→ To be done
Will you give the material below again, every line exactly as it is?

——

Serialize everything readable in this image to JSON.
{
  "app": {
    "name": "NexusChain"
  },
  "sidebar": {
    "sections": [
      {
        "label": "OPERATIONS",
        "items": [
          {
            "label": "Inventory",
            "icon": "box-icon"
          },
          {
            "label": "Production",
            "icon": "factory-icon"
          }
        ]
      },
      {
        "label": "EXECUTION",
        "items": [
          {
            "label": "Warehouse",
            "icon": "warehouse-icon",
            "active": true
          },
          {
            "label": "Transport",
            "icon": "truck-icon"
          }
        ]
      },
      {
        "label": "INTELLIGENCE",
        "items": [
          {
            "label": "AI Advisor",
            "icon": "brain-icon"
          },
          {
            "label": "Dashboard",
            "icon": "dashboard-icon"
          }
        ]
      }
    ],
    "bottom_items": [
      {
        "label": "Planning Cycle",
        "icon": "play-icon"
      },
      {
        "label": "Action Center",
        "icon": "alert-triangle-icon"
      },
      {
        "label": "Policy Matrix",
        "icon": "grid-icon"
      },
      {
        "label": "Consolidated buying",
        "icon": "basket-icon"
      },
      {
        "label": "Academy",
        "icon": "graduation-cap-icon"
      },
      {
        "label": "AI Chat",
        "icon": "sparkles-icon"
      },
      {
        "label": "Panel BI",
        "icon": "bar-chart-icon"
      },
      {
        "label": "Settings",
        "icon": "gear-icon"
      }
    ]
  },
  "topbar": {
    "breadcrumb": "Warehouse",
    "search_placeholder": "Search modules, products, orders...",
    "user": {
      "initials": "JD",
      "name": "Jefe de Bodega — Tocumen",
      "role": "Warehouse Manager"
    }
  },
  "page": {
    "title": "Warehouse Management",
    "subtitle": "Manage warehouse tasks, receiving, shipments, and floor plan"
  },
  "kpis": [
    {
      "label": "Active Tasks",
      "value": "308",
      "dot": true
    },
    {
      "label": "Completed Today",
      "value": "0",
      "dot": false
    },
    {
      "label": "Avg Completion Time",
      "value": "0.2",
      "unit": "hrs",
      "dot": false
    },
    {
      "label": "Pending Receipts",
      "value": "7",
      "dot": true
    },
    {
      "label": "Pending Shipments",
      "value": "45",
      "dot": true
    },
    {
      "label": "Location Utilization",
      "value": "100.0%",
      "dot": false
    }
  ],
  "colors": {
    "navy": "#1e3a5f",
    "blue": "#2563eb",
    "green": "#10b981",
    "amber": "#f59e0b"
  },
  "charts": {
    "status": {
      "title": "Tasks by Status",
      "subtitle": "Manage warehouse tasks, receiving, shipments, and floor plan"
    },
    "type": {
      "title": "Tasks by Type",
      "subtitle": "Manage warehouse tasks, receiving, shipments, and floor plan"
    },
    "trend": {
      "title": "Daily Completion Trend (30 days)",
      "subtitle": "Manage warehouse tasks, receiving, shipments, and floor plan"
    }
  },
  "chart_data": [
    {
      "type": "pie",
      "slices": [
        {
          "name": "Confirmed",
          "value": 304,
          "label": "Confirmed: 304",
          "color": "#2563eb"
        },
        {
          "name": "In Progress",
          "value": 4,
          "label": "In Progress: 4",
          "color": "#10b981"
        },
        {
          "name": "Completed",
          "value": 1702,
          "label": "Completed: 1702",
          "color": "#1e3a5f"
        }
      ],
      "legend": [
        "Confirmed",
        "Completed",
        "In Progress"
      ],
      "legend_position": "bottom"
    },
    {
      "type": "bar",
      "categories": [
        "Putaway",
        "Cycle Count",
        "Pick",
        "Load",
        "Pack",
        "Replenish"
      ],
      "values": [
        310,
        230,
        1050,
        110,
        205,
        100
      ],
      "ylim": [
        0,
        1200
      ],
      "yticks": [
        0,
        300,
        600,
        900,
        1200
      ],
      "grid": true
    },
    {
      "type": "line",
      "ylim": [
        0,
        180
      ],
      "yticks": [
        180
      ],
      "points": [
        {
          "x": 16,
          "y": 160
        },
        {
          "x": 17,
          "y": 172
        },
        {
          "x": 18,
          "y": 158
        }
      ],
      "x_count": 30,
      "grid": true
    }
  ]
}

——

→ Task response
Serialize everything readable in this image to JSON.
{
  "app": {
    "name": "NexusChain"
  },
  "sidebar": {
    "sections": [
      {
        "label": "OPERATIONS",
        "items": [
          {
            "label": "Inventory",
            "icon": "box-icon"
          },
          {
            "label": "Production",
            "icon": "factory-icon"
          }
        ]
      },
      {
        "label": "EXECUTION",
        "items": [
          {
            "label": "Warehouse",
            "icon": "warehouse-icon",
            "active": true
          },
          {
            "label": "Transport",
            "icon": "truck-icon"
          }
        ]
      },
      {
        "label": "INTELLIGENCE",
        "items": [
          {
            "label": "AI Advisor",
            "icon": "brain-icon"
          },
          {
            "label": "Dashboard",
            "icon": "dashboard-icon"
          }
        ]
      }
    ],
    "bottom_items": [
      {
        "label": "Planning Cycle",
        "icon": "play-icon"
      },
      {
        "label": "Action Center",
        "icon": "alert-triangle-icon"
      },
      {
        "label": "Policy Matrix",
        "icon": "grid-icon"
      },
      {
        "label": "Consolidated buying",
        "icon": "basket-icon"
      },
      {
        "label": "Academy",
        "icon": "graduation-cap-icon"
      },
      {
        "label": "AI Chat",
        "icon": "sparkles-icon"
      },
      {
        "label": "Panel BI",
        "icon": "bar-chart-icon"
      },
      {
        "label": "Settings",
        "icon": "gear-icon"
      }
    ]
  },
  "topbar": {
    "breadcrumb": "Warehouse",
    "search_placeholder": "Search modules, products, orders...",
    "user": {
      "initials": "JD",
      "name": "Jefe de Bodega — Tocumen",
      "role": "Warehouse Manager"
    }
  },
  "page": {
    "title": "Warehouse Management",
    "subtitle": "Manage warehouse tasks, receiving, shipments, and floor plan"
  },
  "kpis": [
    {
      "label": "Active Tasks",
      "value": "308",
      "dot": true
    },
    {
      "label": "Completed Today",
      "value": "0",
      "dot": false
    },
    {
      "label": "Avg Completion Time",
      "value": "0.2",
      "unit": "hrs",
      "dot": false
    },
    {
      "label": "Pending Receipts",
      "value": "7",
      "dot": true
    },
    {
      "label": "Pending Shipments",
      "value": "45",
      "dot": true
    },
    {
      "label": "Location Utilization",
      "value": "100.0%",
      "dot": false
    }
  ],
  "colors": {
    "navy": "#1e3a5f",
    "blue": "#2563eb",
    "green": "#10b981",
    "amber": "#f59e0b"
  },
  "charts": {
    "status": {
      "title": "Tasks by Status",
      "subtitle": "Manage warehouse tasks, receiving, shipments, and floor plan"
    },
    "type": {
      "title": "Tasks by Type",
      "subtitle": "Manage warehouse tasks, receiving, shipments, and floor plan"
    },
    "trend": {
      "title": "Daily Completion Trend (30 days)",
      "subtitle": "Manage warehouse tasks, receiving, shipments, and floor plan"
    }
  },
  "chart_data": [
    {
      "type": "pie",
      "slices": [
        {
          "name": "Confirmed",
          "value": 304,
          "label": "Confirmed: 304",
          "color": "#2563eb"
        },
        {
          "name": "In Progress",
          "value": 4,
          "label": "In Progress: 4",
          "color": "#10b981"
        },
        {
          "name": "Completed",
          "value": 1702,
          "label": "Completed: 1702",
          "color": "#1e3a5f"
        }
      ],
      "legend": [
        "Confirmed",
        "Completed",
        "In Progress"
      ],
      "legend_position": "bottom"
    },
    {
      "type": "bar",
      "categories": [
        "Putaway",
        "Cycle Count",
        "Pick",
        "Load",
        "Pack",
        "Replenish"
      ],
      "values": [
        310,
        230,
        1050,
        110,
        205,
        100
      ],
      "ylim": [
        0,
        1200
      ],
      "yticks": [
        0,
        300,
        600,
        900,
        1200
      ],
      "grid": true
    },
    {
      "type": "line",
      "ylim": [
        0,
        180
      ],
      "yticks": [
        180
      ],
      "points": [
        {
          "x": 16,
          "y": 160
        },
        {
          "x": 17,
          "y": 172
        },
        {
          "x": 18,
          "y": 158
        }
      ],
      "x_count": 30,
      "grid": true
    }
  ]
}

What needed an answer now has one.